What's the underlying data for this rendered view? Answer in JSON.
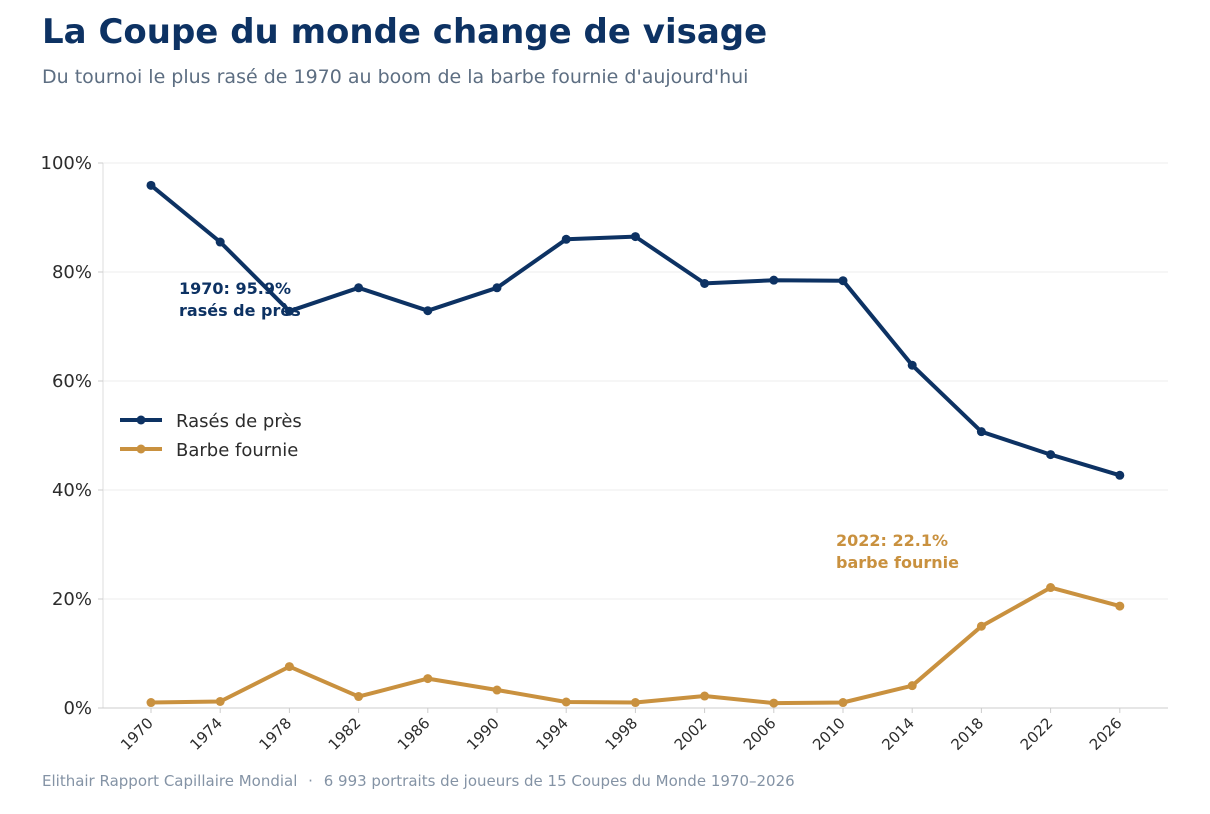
{
  "header": {
    "title": "La Coupe du monde change de visage",
    "subtitle": "Du tournoi le plus rasé de 1970 au boom de la barbe fournie d'aujourd'hui"
  },
  "footer": {
    "source": "Elithair Rapport Capillaire Mondial",
    "separator": "·",
    "note": "6 993 portraits de joueurs de 15 Coupes du Monde 1970–2026"
  },
  "chart_data": {
    "type": "line",
    "x": [
      "1970",
      "1974",
      "1978",
      "1982",
      "1986",
      "1990",
      "1994",
      "1998",
      "2002",
      "2006",
      "2010",
      "2014",
      "2018",
      "2022",
      "2026"
    ],
    "ylim": [
      0,
      100
    ],
    "yticks": [
      0,
      20,
      40,
      60,
      80,
      100
    ],
    "ytick_labels": [
      "0%",
      "20%",
      "40%",
      "60%",
      "80%",
      "100%"
    ],
    "grid": true,
    "legend_position": "left",
    "series": [
      {
        "name": "Rasés de près",
        "color": "#0d3263",
        "values": [
          95.9,
          85.5,
          72.8,
          77.1,
          72.9,
          77.1,
          86.0,
          86.5,
          77.9,
          78.5,
          78.4,
          62.9,
          50.7,
          46.5,
          42.7
        ]
      },
      {
        "name": "Barbe fournie",
        "color": "#c9913f",
        "values": [
          1.0,
          1.2,
          7.6,
          2.1,
          5.4,
          3.3,
          1.1,
          1.0,
          2.2,
          0.9,
          1.0,
          4.1,
          15.0,
          22.1,
          18.7
        ]
      }
    ],
    "annotations": [
      {
        "series": 0,
        "lines": [
          "1970: 95.9%",
          "rasés de près"
        ],
        "color": "#0d3263"
      },
      {
        "series": 1,
        "lines": [
          "2022: 22.1%",
          "barbe fournie"
        ],
        "color": "#c9913f"
      }
    ]
  }
}
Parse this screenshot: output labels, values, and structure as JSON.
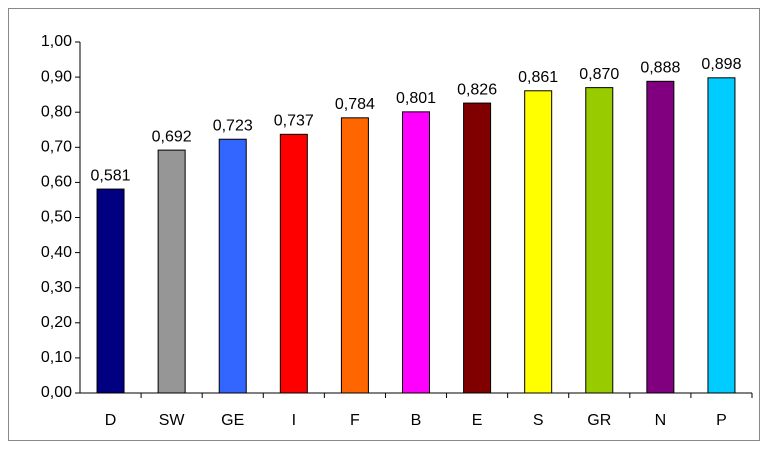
{
  "chart_data": {
    "type": "bar",
    "categories": [
      "D",
      "SW",
      "GE",
      "I",
      "F",
      "B",
      "E",
      "S",
      "GR",
      "N",
      "P"
    ],
    "values": [
      0.581,
      0.692,
      0.723,
      0.737,
      0.784,
      0.801,
      0.826,
      0.861,
      0.87,
      0.888,
      0.898
    ],
    "value_labels": [
      "0,581",
      "0,692",
      "0,723",
      "0,737",
      "0,784",
      "0,801",
      "0,826",
      "0,861",
      "0,870",
      "0,888",
      "0,898"
    ],
    "colors": [
      "#000080",
      "#969696",
      "#3366ff",
      "#ff0000",
      "#ff6600",
      "#ff00ff",
      "#800000",
      "#ffff00",
      "#99cc00",
      "#800080",
      "#00ccff"
    ],
    "ylim": [
      0,
      1
    ],
    "yticks": [
      {
        "value": 0,
        "label": "0,00"
      },
      {
        "value": 0.1,
        "label": "0,10"
      },
      {
        "value": 0.2,
        "label": "0,20"
      },
      {
        "value": 0.3,
        "label": "0,30"
      },
      {
        "value": 0.4,
        "label": "0,40"
      },
      {
        "value": 0.5,
        "label": "0,50"
      },
      {
        "value": 0.6,
        "label": "0,60"
      },
      {
        "value": 0.7,
        "label": "0,70"
      },
      {
        "value": 0.8,
        "label": "0,80"
      },
      {
        "value": 0.9,
        "label": "0,90"
      },
      {
        "value": 1,
        "label": "1,00"
      }
    ],
    "grid": false
  }
}
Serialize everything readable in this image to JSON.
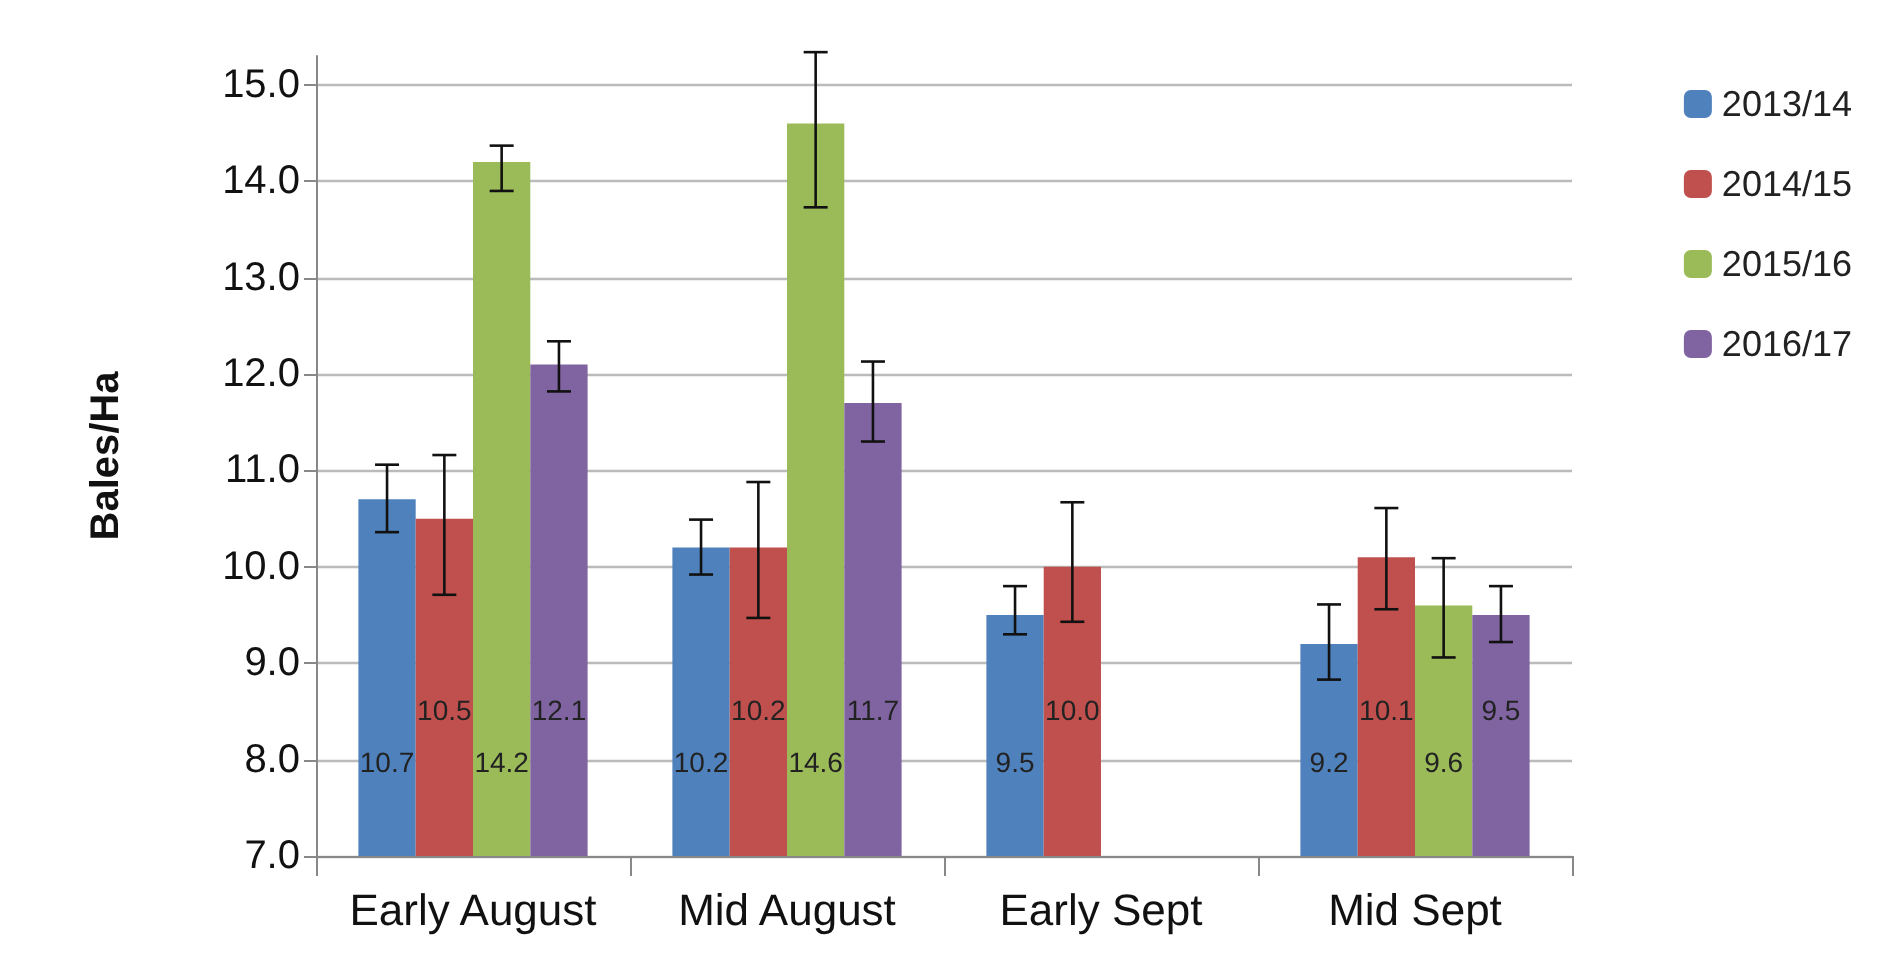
{
  "chart_data": {
    "type": "bar",
    "ylabel": "Bales/Ha",
    "categories": [
      "Early August",
      "Mid August",
      "Early Sept",
      "Mid Sept"
    ],
    "series": [
      {
        "name": "2013/14",
        "color": "#4f81bd",
        "values": [
          10.7,
          10.2,
          9.5,
          9.2
        ],
        "value_labels": [
          "10.7",
          "10.2",
          "9.5",
          "9.2"
        ],
        "errors": [
          [
            10.36,
            11.06
          ],
          [
            9.92,
            10.49
          ],
          [
            9.3,
            9.8
          ],
          [
            8.83,
            9.61
          ]
        ]
      },
      {
        "name": "2014/15",
        "color": "#c0504d",
        "values": [
          10.5,
          10.2,
          10.0,
          10.1
        ],
        "value_labels": [
          "10.5",
          "10.2",
          "10.0",
          "10.1"
        ],
        "errors": [
          [
            9.71,
            11.16
          ],
          [
            9.47,
            10.88
          ],
          [
            9.43,
            10.67
          ],
          [
            9.56,
            10.61
          ]
        ]
      },
      {
        "name": "2015/16",
        "color": "#9bbb59",
        "values": [
          14.2,
          14.6,
          null,
          9.6
        ],
        "value_labels": [
          "14.2",
          "14.6",
          null,
          "9.6"
        ],
        "errors": [
          [
            13.9,
            14.37
          ],
          [
            13.73,
            15.34
          ],
          null,
          [
            9.06,
            10.09
          ]
        ]
      },
      {
        "name": "2016/17",
        "color": "#8064a2",
        "values": [
          12.1,
          11.7,
          null,
          9.5
        ],
        "value_labels": [
          "12.1",
          "11.7",
          null,
          "9.5"
        ],
        "errors": [
          [
            11.82,
            12.34
          ],
          [
            11.3,
            12.13
          ],
          null,
          [
            9.22,
            9.8
          ]
        ]
      }
    ],
    "ylim": [
      7,
      15.3
    ],
    "yticks": [
      {
        "value": 7,
        "label": "7.0"
      },
      {
        "value": 8,
        "label": "8.0"
      },
      {
        "value": 9,
        "label": "9.0"
      },
      {
        "value": 10,
        "label": "10.0"
      },
      {
        "value": 11,
        "label": "11.0"
      },
      {
        "value": 12,
        "label": "12.0"
      },
      {
        "value": 13,
        "label": "13.0"
      },
      {
        "value": 14,
        "label": "14.0"
      },
      {
        "value": 15,
        "label": "15.0"
      }
    ],
    "grid": "y",
    "legend": "top right"
  }
}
▬▬▬▬▬▬
> THE EXERCISE: Leave the pictures out and print the records above exactly as they stand.

> ANSWER TO THE TASK:
What's the underlying data for this rendered view? Answer in JSON.
{
  "header": {
    "title": "La Coupe du monde change de visage",
    "subtitle": "Du tournoi le plus rasé de 1970 au boom de la barbe fournie d'aujourd'hui"
  },
  "footer": {
    "source": "Elithair Rapport Capillaire Mondial",
    "separator": "·",
    "note": "6 993 portraits de joueurs de 15 Coupes du Monde 1970–2026"
  },
  "chart_data": {
    "type": "line",
    "x": [
      "1970",
      "1974",
      "1978",
      "1982",
      "1986",
      "1990",
      "1994",
      "1998",
      "2002",
      "2006",
      "2010",
      "2014",
      "2018",
      "2022",
      "2026"
    ],
    "ylim": [
      0,
      100
    ],
    "yticks": [
      0,
      20,
      40,
      60,
      80,
      100
    ],
    "ytick_labels": [
      "0%",
      "20%",
      "40%",
      "60%",
      "80%",
      "100%"
    ],
    "grid": true,
    "legend_position": "left",
    "series": [
      {
        "name": "Rasés de près",
        "color": "#0d3263",
        "values": [
          95.9,
          85.5,
          72.8,
          77.1,
          72.9,
          77.1,
          86.0,
          86.5,
          77.9,
          78.5,
          78.4,
          62.9,
          50.7,
          46.5,
          42.7
        ]
      },
      {
        "name": "Barbe fournie",
        "color": "#c9913f",
        "values": [
          1.0,
          1.2,
          7.6,
          2.1,
          5.4,
          3.3,
          1.1,
          1.0,
          2.2,
          0.9,
          1.0,
          4.1,
          15.0,
          22.1,
          18.7
        ]
      }
    ],
    "annotations": [
      {
        "series": 0,
        "lines": [
          "1970: 95.9%",
          "rasés de près"
        ],
        "color": "#0d3263"
      },
      {
        "series": 1,
        "lines": [
          "2022: 22.1%",
          "barbe fournie"
        ],
        "color": "#c9913f"
      }
    ]
  }
}
Parse this screenshot: output labels, values, and structure as JSON.
{
  "chart_data": {
    "type": "bar",
    "categories": [
      "D",
      "SW",
      "GE",
      "I",
      "F",
      "B",
      "E",
      "S",
      "GR",
      "N",
      "P"
    ],
    "values": [
      0.581,
      0.692,
      0.723,
      0.737,
      0.784,
      0.801,
      0.826,
      0.861,
      0.87,
      0.888,
      0.898
    ],
    "value_labels": [
      "0,581",
      "0,692",
      "0,723",
      "0,737",
      "0,784",
      "0,801",
      "0,826",
      "0,861",
      "0,870",
      "0,888",
      "0,898"
    ],
    "colors": [
      "#000080",
      "#969696",
      "#3366ff",
      "#ff0000",
      "#ff6600",
      "#ff00ff",
      "#800000",
      "#ffff00",
      "#99cc00",
      "#800080",
      "#00ccff"
    ],
    "ylim": [
      0,
      1
    ],
    "yticks": [
      {
        "value": 0,
        "label": "0,00"
      },
      {
        "value": 0.1,
        "label": "0,10"
      },
      {
        "value": 0.2,
        "label": "0,20"
      },
      {
        "value": 0.3,
        "label": "0,30"
      },
      {
        "value": 0.4,
        "label": "0,40"
      },
      {
        "value": 0.5,
        "label": "0,50"
      },
      {
        "value": 0.6,
        "label": "0,60"
      },
      {
        "value": 0.7,
        "label": "0,70"
      },
      {
        "value": 0.8,
        "label": "0,80"
      },
      {
        "value": 0.9,
        "label": "0,90"
      },
      {
        "value": 1,
        "label": "1,00"
      }
    ],
    "grid": false
  }
}
Serialize everything readable in this image to JSON.
{
  "chart_data": {
    "type": "bar",
    "ylabel": "Bales/Ha",
    "categories": [
      "Early August",
      "Mid August",
      "Early Sept",
      "Mid Sept"
    ],
    "series": [
      {
        "name": "2013/14",
        "color": "#4f81bd",
        "values": [
          10.7,
          10.2,
          9.5,
          9.2
        ],
        "value_labels": [
          "10.7",
          "10.2",
          "9.5",
          "9.2"
        ],
        "errors": [
          [
            10.36,
            11.06
          ],
          [
            9.92,
            10.49
          ],
          [
            9.3,
            9.8
          ],
          [
            8.83,
            9.61
          ]
        ]
      },
      {
        "name": "2014/15",
        "color": "#c0504d",
        "values": [
          10.5,
          10.2,
          10.0,
          10.1
        ],
        "value_labels": [
          "10.5",
          "10.2",
          "10.0",
          "10.1"
        ],
        "errors": [
          [
            9.71,
            11.16
          ],
          [
            9.47,
            10.88
          ],
          [
            9.43,
            10.67
          ],
          [
            9.56,
            10.61
          ]
        ]
      },
      {
        "name": "2015/16",
        "color": "#9bbb59",
        "values": [
          14.2,
          14.6,
          null,
          9.6
        ],
        "value_labels": [
          "14.2",
          "14.6",
          null,
          "9.6"
        ],
        "errors": [
          [
            13.9,
            14.37
          ],
          [
            13.73,
            15.34
          ],
          null,
          [
            9.06,
            10.09
          ]
        ]
      },
      {
        "name": "2016/17",
        "color": "#8064a2",
        "values": [
          12.1,
          11.7,
          null,
          9.5
        ],
        "value_labels": [
          "12.1",
          "11.7",
          null,
          "9.5"
        ],
        "errors": [
          [
            11.82,
            12.34
          ],
          [
            11.3,
            12.13
          ],
          null,
          [
            9.22,
            9.8
          ]
        ]
      }
    ],
    "ylim": [
      7,
      15.3
    ],
    "yticks": [
      {
        "value": 7,
        "label": "7.0"
      },
      {
        "value": 8,
        "label": "8.0"
      },
      {
        "value": 9,
        "label": "9.0"
      },
      {
        "value": 10,
        "label": "10.0"
      },
      {
        "value": 11,
        "label": "11.0"
      },
      {
        "value": 12,
        "label": "12.0"
      },
      {
        "value": 13,
        "label": "13.0"
      },
      {
        "value": 14,
        "label": "14.0"
      },
      {
        "value": 15,
        "label": "15.0"
      }
    ],
    "grid": "y",
    "legend": "top right"
  }
}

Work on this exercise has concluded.